# [TO BE DONE]
Reproduce the material from the line with "Text: Absent flow" up to and including the line with "Enumerate the UI", swapping "DVT diagnosed" for "DVT confirmed" and leaving everything else unchanged.

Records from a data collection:
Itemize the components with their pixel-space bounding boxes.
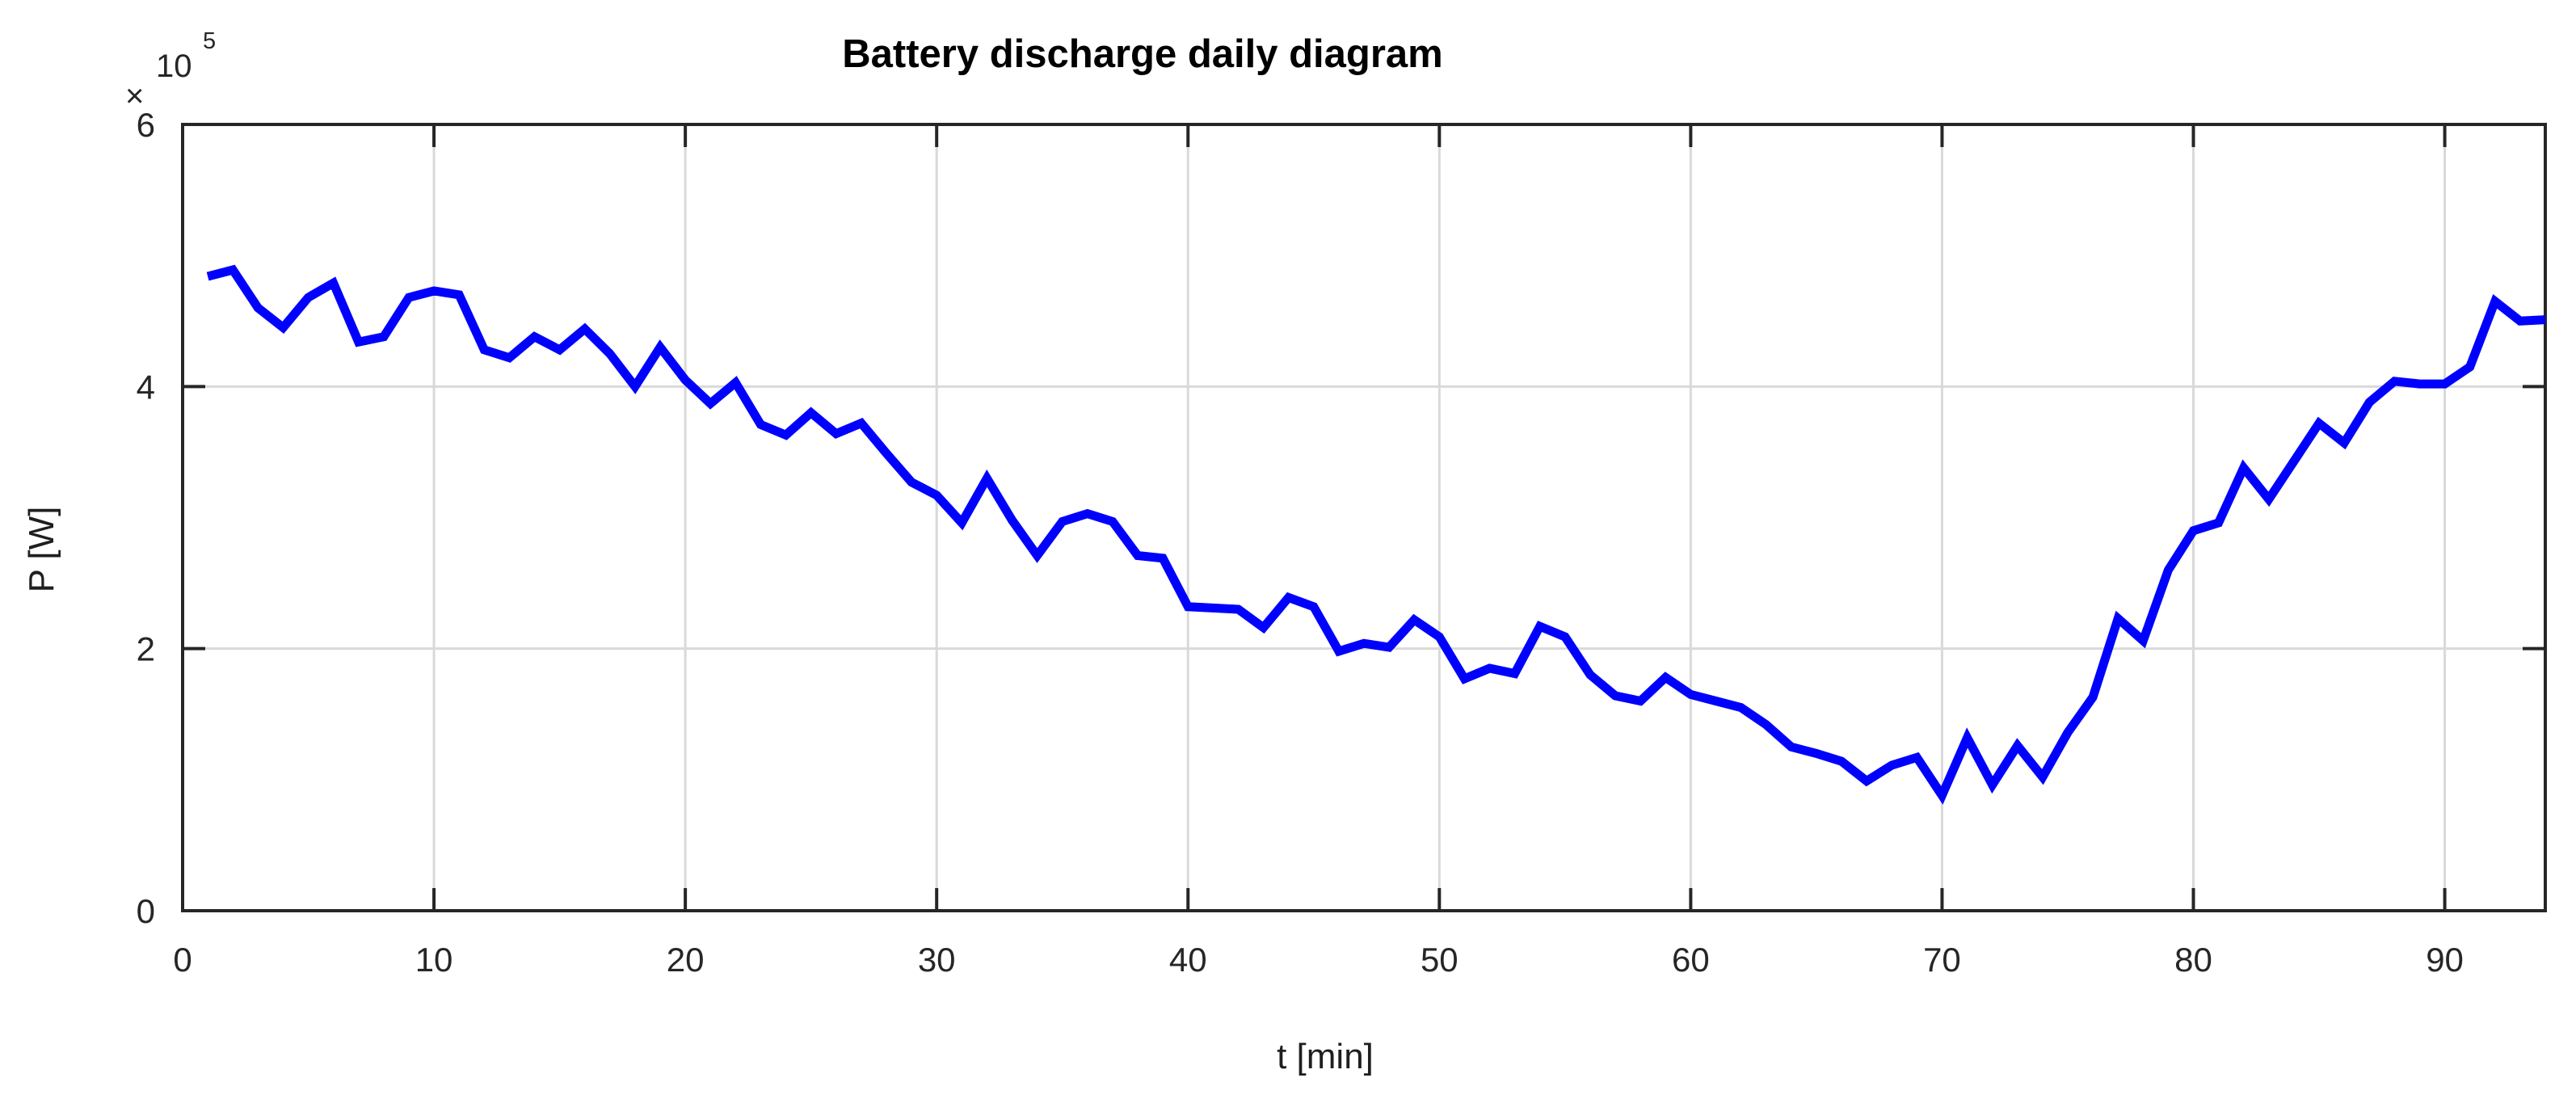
y-tick-label: 4 bbox=[137, 368, 155, 406]
y-tick-labels: 0 2 4 6 bbox=[137, 106, 155, 930]
x-tick-label: 80 bbox=[2174, 941, 2212, 979]
x-tick-label: 30 bbox=[918, 941, 956, 979]
y-axis-label: P [W] bbox=[22, 507, 61, 593]
y-tick-label: 0 bbox=[137, 892, 155, 930]
x-axis-label: t [min] bbox=[1277, 1037, 1374, 1076]
x-tick-label: 90 bbox=[2426, 941, 2464, 979]
y-multiplier-base: 10 bbox=[156, 48, 192, 84]
x-tick-label: 20 bbox=[667, 941, 705, 979]
x-tick-labels: 0 10 20 30 40 50 60 70 80 90 bbox=[173, 941, 2464, 979]
y-tick-label: 2 bbox=[137, 630, 155, 668]
x-tick-label: 40 bbox=[1169, 941, 1207, 979]
y-tick-label: 6 bbox=[137, 106, 155, 144]
x-tick-label: 0 bbox=[173, 941, 192, 979]
grid bbox=[183, 124, 2545, 911]
data-line bbox=[206, 264, 2546, 805]
y-multiplier-times-sign: × bbox=[125, 78, 144, 114]
tick-marks bbox=[181, 123, 2545, 912]
x-tick-label: 10 bbox=[415, 941, 453, 979]
x-tick-label: 50 bbox=[1421, 941, 1458, 979]
y-multiplier-exponent: 5 bbox=[203, 28, 216, 54]
plot-area-box bbox=[181, 123, 2547, 912]
x-tick-label: 60 bbox=[1672, 941, 1710, 979]
chart-title: Battery discharge daily diagram bbox=[842, 32, 1442, 76]
x-tick-label: 70 bbox=[1923, 941, 1961, 979]
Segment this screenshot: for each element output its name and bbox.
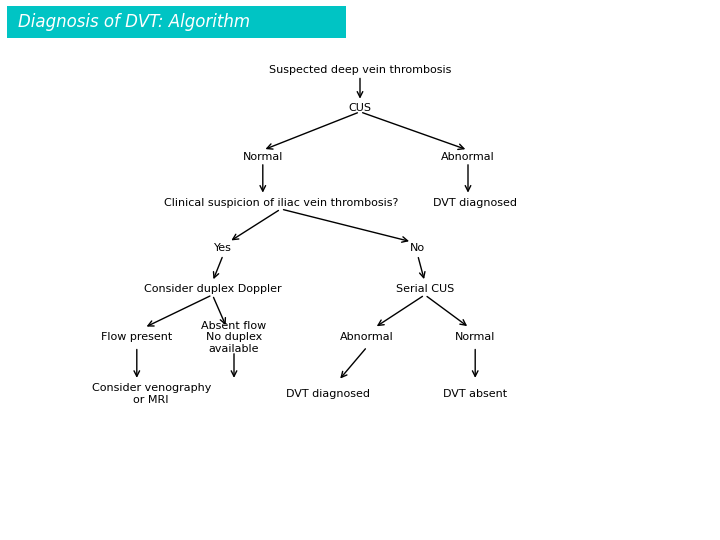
Text: Absent flow
No duplex
available: Absent flow No duplex available	[202, 321, 266, 354]
Text: Consider duplex Doppler: Consider duplex Doppler	[143, 284, 282, 294]
Text: Consider venography
or MRI: Consider venography or MRI	[91, 383, 211, 405]
FancyBboxPatch shape	[7, 6, 346, 38]
Text: Normal: Normal	[243, 152, 283, 161]
Text: Flow present: Flow present	[102, 333, 172, 342]
Text: Abnormal: Abnormal	[441, 152, 495, 161]
Text: DVT diagnosed: DVT diagnosed	[433, 198, 517, 207]
Text: Suspected deep vein thrombosis: Suspected deep vein thrombosis	[269, 65, 451, 75]
Text: DVT diagnosed: DVT diagnosed	[286, 389, 369, 399]
Text: No: No	[410, 244, 426, 253]
Text: Yes: Yes	[215, 244, 232, 253]
Text: Clinical suspicion of iliac vein thrombosis?: Clinical suspicion of iliac vein thrombo…	[163, 198, 398, 207]
Text: Diagnosis of DVT: Algorithm: Diagnosis of DVT: Algorithm	[18, 13, 250, 31]
Text: Serial CUS: Serial CUS	[396, 284, 454, 294]
Text: CUS: CUS	[348, 103, 372, 113]
Text: Abnormal: Abnormal	[341, 333, 394, 342]
Text: DVT absent: DVT absent	[443, 389, 508, 399]
Text: Normal: Normal	[455, 333, 495, 342]
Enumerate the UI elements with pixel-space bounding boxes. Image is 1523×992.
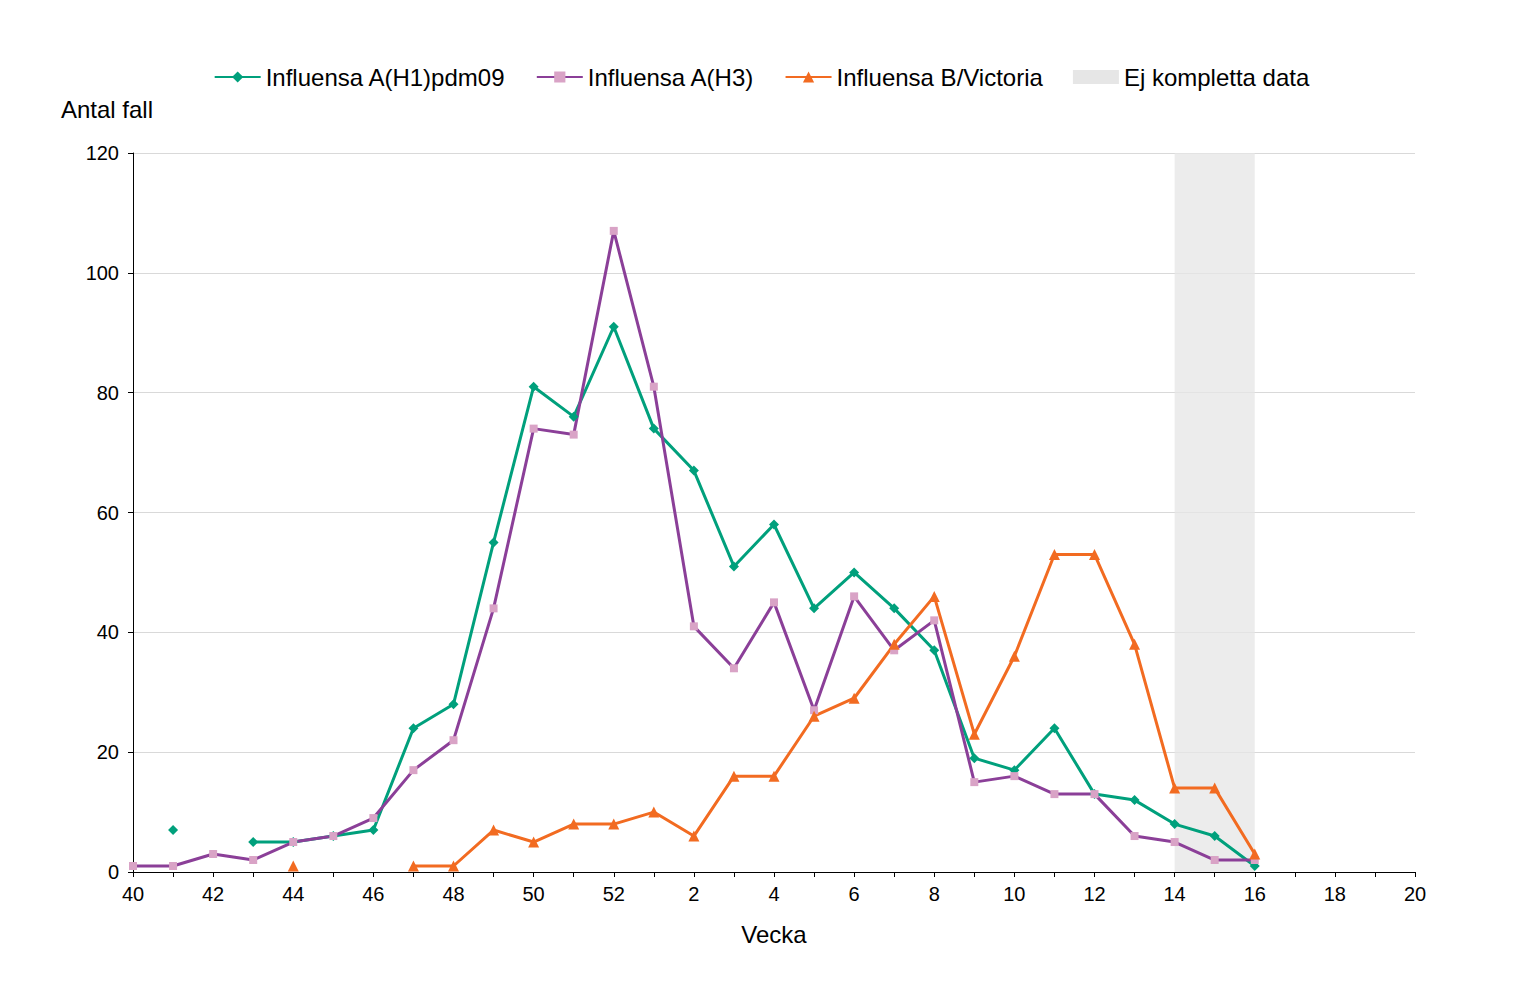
svg-text:Antal fall: Antal fall: [61, 96, 153, 123]
svg-text:10: 10: [1003, 883, 1025, 905]
svg-text:40: 40: [122, 883, 144, 905]
svg-text:14: 14: [1164, 883, 1186, 905]
svg-text:Ej kompletta data: Ej kompletta data: [1124, 64, 1310, 91]
svg-text:4: 4: [768, 883, 779, 905]
svg-text:0: 0: [108, 861, 119, 883]
svg-text:Influensa B/Victoria: Influensa B/Victoria: [837, 64, 1044, 91]
svg-text:6: 6: [849, 883, 860, 905]
svg-text:100: 100: [86, 262, 119, 284]
svg-text:8: 8: [929, 883, 940, 905]
svg-text:Influensa A(H1)pdm09: Influensa A(H1)pdm09: [266, 64, 505, 91]
svg-text:50: 50: [523, 883, 545, 905]
svg-text:Influensa A(H3): Influensa A(H3): [588, 64, 753, 91]
svg-text:40: 40: [97, 621, 119, 643]
svg-text:120: 120: [86, 142, 119, 164]
svg-text:16: 16: [1244, 883, 1266, 905]
svg-text:52: 52: [603, 883, 625, 905]
svg-text:Vecka: Vecka: [741, 921, 807, 948]
svg-text:80: 80: [97, 382, 119, 404]
svg-text:12: 12: [1083, 883, 1105, 905]
svg-text:42: 42: [202, 883, 224, 905]
svg-text:46: 46: [362, 883, 384, 905]
svg-text:2: 2: [688, 883, 699, 905]
svg-text:44: 44: [282, 883, 304, 905]
svg-text:48: 48: [442, 883, 464, 905]
svg-text:20: 20: [1404, 883, 1426, 905]
svg-text:60: 60: [97, 502, 119, 524]
svg-text:20: 20: [97, 741, 119, 763]
svg-text:18: 18: [1324, 883, 1346, 905]
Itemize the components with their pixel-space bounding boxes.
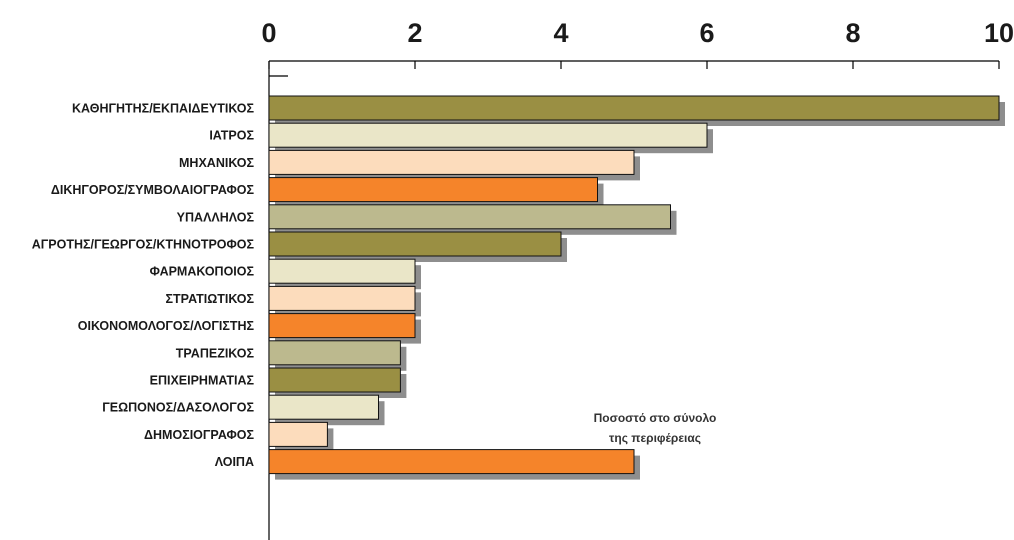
bar-6	[268, 258, 416, 284]
bar-0	[268, 95, 1000, 121]
category-label-11: ΓΕΩΠΟΝΟΣ/ΔΑΣΟΛΟΓΟΣ	[102, 401, 254, 415]
bar-7	[268, 285, 416, 311]
note-line-1: Ποσοστό στο σύνολο	[594, 411, 717, 425]
category-label-12: ΔΗΜΟΣΙΟΓΡΑΦΟΣ	[144, 428, 254, 442]
bar-5	[268, 231, 562, 257]
bar-11	[268, 394, 379, 420]
bar-1	[268, 122, 708, 148]
x-axis-ticks: 0 2 4 6 8 10	[261, 18, 1014, 540]
bars-group	[268, 95, 1005, 480]
category-label-5: ΑΓΡΟΤΗΣ/ΓΕΩΡΓΟΣ/ΚΤΗΝΟΤΡΟΦΟΣ	[32, 238, 255, 252]
bar-9	[268, 340, 401, 366]
category-label-9: ΤΡΑΠΕΖΙΚΟΣ	[176, 346, 255, 360]
note-line-2: της περιφέρειας	[609, 431, 701, 445]
x-tick-label-2: 4	[553, 18, 568, 48]
category-label-0: ΚΑΘΗΓΗΤΗΣ/ΕΚΠΑΙΔΕΥΤΙΚΟΣ	[72, 102, 254, 116]
category-label-4: ΥΠΑΛΛΗΛΟΣ	[177, 210, 255, 224]
category-label-8: ΟΙΚΟΝΟΜΟΛΟΓΟΣ/ΛΟΓΙΣΤΗΣ	[78, 319, 255, 333]
bar-12	[268, 421, 328, 447]
bar-4	[268, 204, 671, 230]
category-label-10: ΕΠΙΧΕΙΡΗΜΑΤΙΑΣ	[150, 374, 255, 388]
category-label-13: ΛΟΙΠΑ	[215, 455, 254, 469]
bar-2	[268, 149, 635, 175]
category-label-2: ΜΗΧΑΝΙΚΟΣ	[179, 156, 254, 170]
category-labels: ΚΑΘΗΓΗΤΗΣ/ΕΚΠΑΙΔΕΥΤΙΚΟΣ ΙΑΤΡΟΣ ΜΗΧΑΝΙΚΟΣ ΔΙ…	[32, 102, 255, 470]
bar-10	[268, 367, 401, 393]
bar-3	[268, 177, 598, 203]
bar-13	[268, 449, 635, 475]
category-label-3: ΔΙΚΗΓΟΡΟΣ/ΣΥΜΒΟΛΑΙΟΓΡΑΦΟΣ	[51, 183, 255, 197]
x-tick-label-1: 2	[407, 18, 422, 48]
category-label-6: ΦΑΡΜΑΚΟΠΟΙΟΣ	[150, 265, 255, 279]
x-tick-label-5: 10	[984, 18, 1014, 48]
region-share-note: Ποσοστό στο σύνολο της περιφέρειας	[594, 411, 717, 445]
bar-8	[268, 313, 416, 339]
x-tick-label-0: 0	[261, 18, 276, 48]
category-label-1: ΙΑΤΡΟΣ	[209, 129, 254, 143]
x-tick-label-3: 6	[699, 18, 714, 48]
x-tick-label-4: 8	[845, 18, 860, 48]
category-label-7: ΣΤΡΑΤΙΩΤΙΚΟΣ	[166, 292, 255, 306]
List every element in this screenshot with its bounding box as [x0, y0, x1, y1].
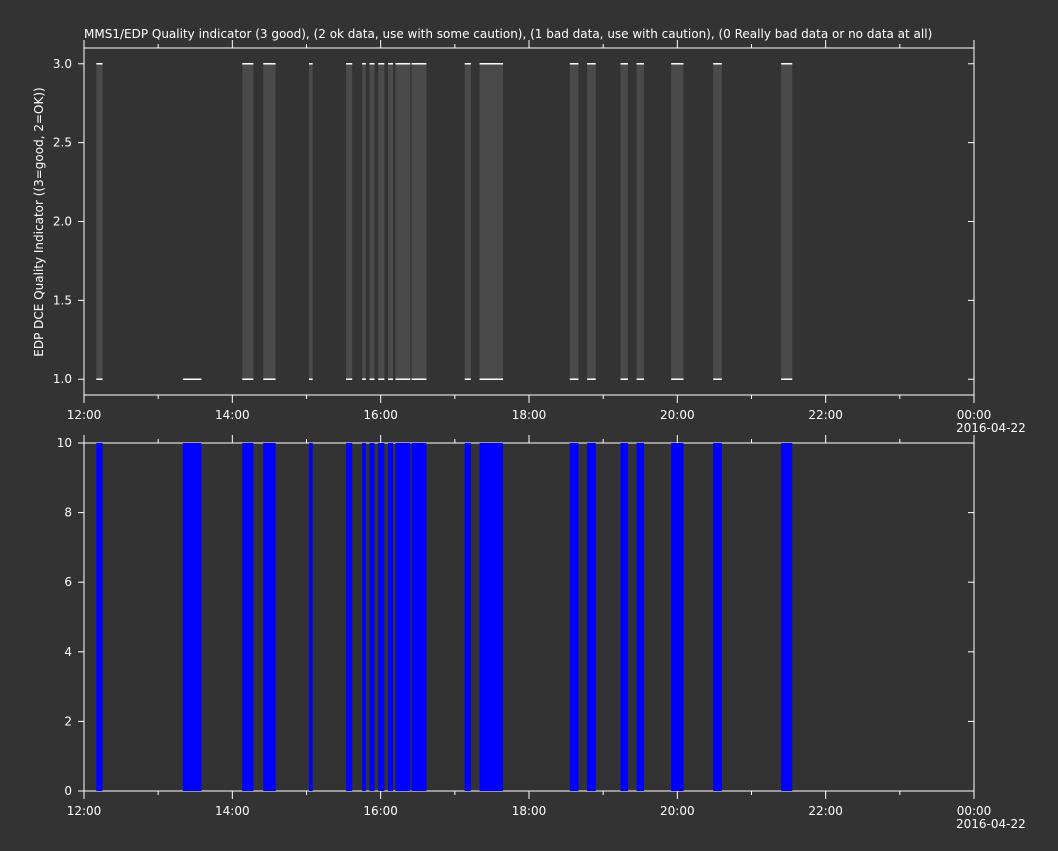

# [RIGHT ANSWER]
Text: Absent flow
No duplex
available: Absent flow No duplex available	[202, 321, 266, 354]
Text: Consider duplex Doppler: Consider duplex Doppler	[143, 284, 282, 294]
Text: Consider venography
or MRI: Consider venography or MRI	[91, 383, 211, 405]
FancyBboxPatch shape	[7, 6, 346, 38]
Text: Normal: Normal	[243, 152, 283, 161]
Text: Flow present: Flow present	[102, 333, 172, 342]
Text: Abnormal: Abnormal	[441, 152, 495, 161]
Text: DVT confirmed: DVT confirmed	[433, 198, 517, 207]
Text: Suspected deep vein thrombosis: Suspected deep vein thrombosis	[269, 65, 451, 75]
Text: DVT confirmed: DVT confirmed	[286, 389, 369, 399]
Text: No: No	[410, 244, 426, 253]
Text: Yes: Yes	[215, 244, 232, 253]
Text: Clinical suspicion of iliac vein thrombosis?: Clinical suspicion of iliac vein thrombo…	[163, 198, 398, 207]
Text: Diagnosis of DVT: Algorithm: Diagnosis of DVT: Algorithm	[18, 13, 250, 31]
Text: Serial CUS: Serial CUS	[396, 284, 454, 294]
Text: CUS: CUS	[348, 103, 372, 113]
Text: Abnormal: Abnormal	[341, 333, 394, 342]
Text: DVT absent: DVT absent	[443, 389, 508, 399]
Text: Normal: Normal	[455, 333, 495, 342]
Enumerate the UI elements with pixel-space bounding boxes. Image is 1523×992.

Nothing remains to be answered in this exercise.